Work instructions
Going through the material below, please gather all lines with the word "dash" in them.

Input rows
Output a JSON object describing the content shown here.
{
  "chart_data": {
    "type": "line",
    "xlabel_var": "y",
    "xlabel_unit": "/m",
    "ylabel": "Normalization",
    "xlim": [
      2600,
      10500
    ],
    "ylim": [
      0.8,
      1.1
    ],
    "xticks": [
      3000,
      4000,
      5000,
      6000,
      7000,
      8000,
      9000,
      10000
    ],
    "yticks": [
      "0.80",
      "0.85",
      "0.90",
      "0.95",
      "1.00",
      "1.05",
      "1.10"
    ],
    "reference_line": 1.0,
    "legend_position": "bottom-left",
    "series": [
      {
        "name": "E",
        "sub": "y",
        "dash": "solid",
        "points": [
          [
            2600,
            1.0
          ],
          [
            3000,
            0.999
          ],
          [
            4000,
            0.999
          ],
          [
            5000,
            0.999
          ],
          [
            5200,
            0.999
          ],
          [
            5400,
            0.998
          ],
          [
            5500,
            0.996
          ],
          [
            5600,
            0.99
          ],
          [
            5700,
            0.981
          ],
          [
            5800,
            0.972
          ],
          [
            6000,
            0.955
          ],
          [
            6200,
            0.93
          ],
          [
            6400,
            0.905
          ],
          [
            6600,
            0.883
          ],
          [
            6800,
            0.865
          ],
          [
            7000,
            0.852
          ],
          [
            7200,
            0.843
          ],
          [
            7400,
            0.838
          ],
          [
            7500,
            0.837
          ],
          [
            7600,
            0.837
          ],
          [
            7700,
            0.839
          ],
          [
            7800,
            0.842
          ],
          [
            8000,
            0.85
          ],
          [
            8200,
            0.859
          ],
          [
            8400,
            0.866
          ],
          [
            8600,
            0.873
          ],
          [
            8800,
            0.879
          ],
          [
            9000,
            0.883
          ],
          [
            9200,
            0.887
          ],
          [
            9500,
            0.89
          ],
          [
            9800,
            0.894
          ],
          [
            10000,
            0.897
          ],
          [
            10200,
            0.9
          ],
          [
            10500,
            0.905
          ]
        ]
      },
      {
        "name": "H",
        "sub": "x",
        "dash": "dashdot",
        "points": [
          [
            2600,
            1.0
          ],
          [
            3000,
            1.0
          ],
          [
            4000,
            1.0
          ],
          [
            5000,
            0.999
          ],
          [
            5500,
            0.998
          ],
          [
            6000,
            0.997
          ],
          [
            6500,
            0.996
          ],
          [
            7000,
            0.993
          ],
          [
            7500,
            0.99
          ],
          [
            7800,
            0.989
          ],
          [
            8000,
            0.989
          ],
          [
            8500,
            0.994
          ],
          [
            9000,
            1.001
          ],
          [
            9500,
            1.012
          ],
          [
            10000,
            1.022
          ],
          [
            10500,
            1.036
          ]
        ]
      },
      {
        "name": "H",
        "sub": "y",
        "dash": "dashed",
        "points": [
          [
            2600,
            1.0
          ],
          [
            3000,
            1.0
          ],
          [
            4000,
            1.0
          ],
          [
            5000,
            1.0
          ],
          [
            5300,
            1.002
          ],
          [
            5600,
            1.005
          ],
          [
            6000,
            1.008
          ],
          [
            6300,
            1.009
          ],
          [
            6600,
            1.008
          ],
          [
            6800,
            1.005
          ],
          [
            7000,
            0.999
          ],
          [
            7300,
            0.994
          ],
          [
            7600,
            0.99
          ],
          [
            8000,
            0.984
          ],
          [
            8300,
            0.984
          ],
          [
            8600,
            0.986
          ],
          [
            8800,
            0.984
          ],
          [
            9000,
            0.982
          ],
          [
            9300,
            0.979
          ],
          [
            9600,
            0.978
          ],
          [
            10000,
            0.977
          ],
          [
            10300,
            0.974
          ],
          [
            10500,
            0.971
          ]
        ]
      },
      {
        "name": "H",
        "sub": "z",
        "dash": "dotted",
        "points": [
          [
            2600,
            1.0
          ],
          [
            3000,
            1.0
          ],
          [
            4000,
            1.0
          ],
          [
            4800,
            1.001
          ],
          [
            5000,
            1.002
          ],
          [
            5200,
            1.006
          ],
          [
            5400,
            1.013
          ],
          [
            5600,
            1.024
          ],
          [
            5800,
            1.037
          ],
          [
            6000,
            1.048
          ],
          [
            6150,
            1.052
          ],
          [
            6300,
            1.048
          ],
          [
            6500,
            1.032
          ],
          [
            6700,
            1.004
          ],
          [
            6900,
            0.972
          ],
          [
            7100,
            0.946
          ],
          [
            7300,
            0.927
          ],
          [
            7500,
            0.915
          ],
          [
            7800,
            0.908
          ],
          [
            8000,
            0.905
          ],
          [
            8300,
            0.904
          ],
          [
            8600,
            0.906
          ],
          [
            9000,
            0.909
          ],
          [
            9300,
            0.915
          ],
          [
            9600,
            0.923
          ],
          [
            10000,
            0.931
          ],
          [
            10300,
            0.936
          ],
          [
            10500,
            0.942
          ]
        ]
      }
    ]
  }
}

Complete answer
        "dash": "solid",
        "dash": "dashdot",
        "dash": "dashed",
        "dash": "dotted",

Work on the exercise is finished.